EXERCISE TASK => In the records that follow, show each line where the word "DomainOptions" is present.

** start DATA FOR THIS EXERCISE **

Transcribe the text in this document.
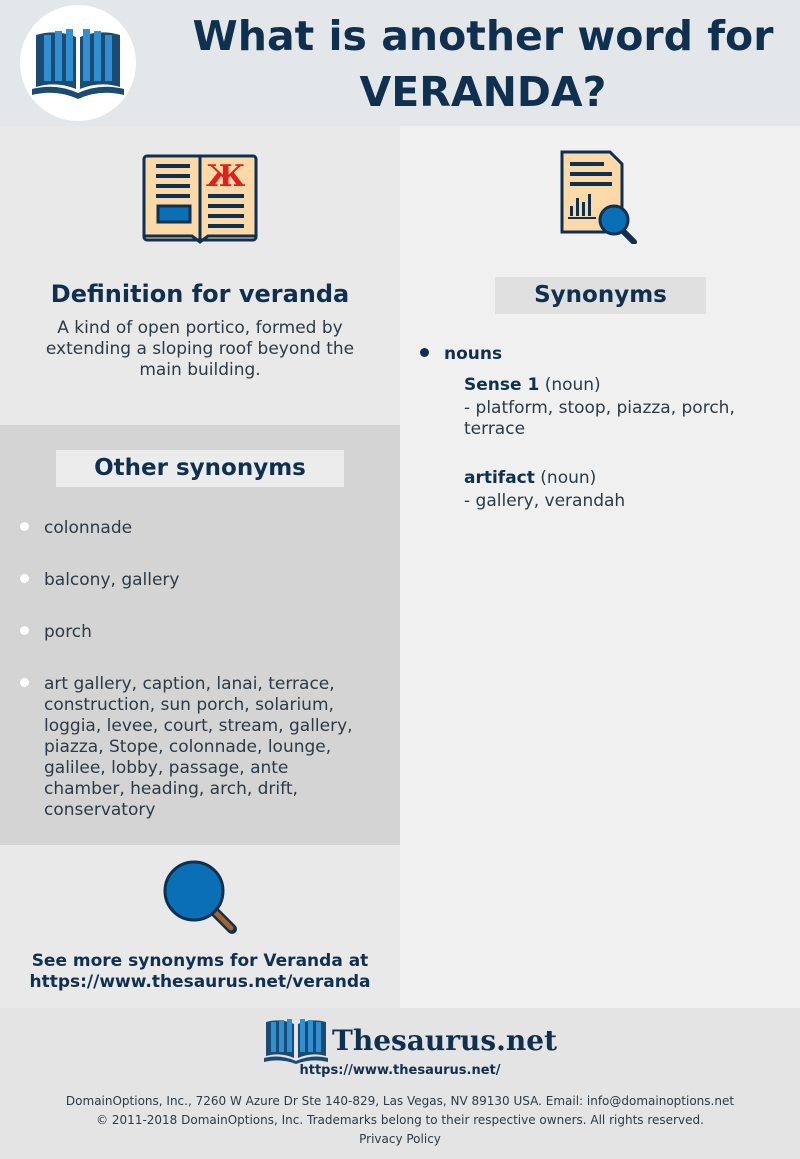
What is another word for
VERANDA?
Ж
Definition for veranda
A kind of open portico, formed by extending a sloping roof beyond the main building.
Other synonyms
colonnade
balcony, gallery
porch
art gallery, caption, lanai, terrace, construction, sun porch, solarium, loggia, levee, court, stream, gallery, piazza, Stope, colonnade, lounge, galilee, lobby, passage, ante chamber, heading, arch, drift, conservatory
See more synonyms for Veranda at
https://www.thesaurus.net/veranda
Synonyms
nouns
Sense 1 (noun)
- platform, stoop, piazza, porch, terrace
artifact (noun)
- gallery, verandah
Thesaurus.net
https://www.thesaurus.net/
DomainOptions, Inc., 7260 W Azure Dr Ste 140-829, Las Vegas, NV 89130 USA. Email: info@domainoptions.net
© 2011-2018 DomainOptions, Inc. Trademarks belong to their respective owners. All rights reserved.
Privacy Policy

** end DATA FOR THIS EXERCISE **

RESULT BELOW =>
DomainOptions, Inc., 7260 W Azure Dr Ste 140-829, Las Vegas, NV 89130 USA. Email: info@domainoptions.net
© 2011-2018 DomainOptions, Inc. Trademarks belong to their respective owners. All rights reserved.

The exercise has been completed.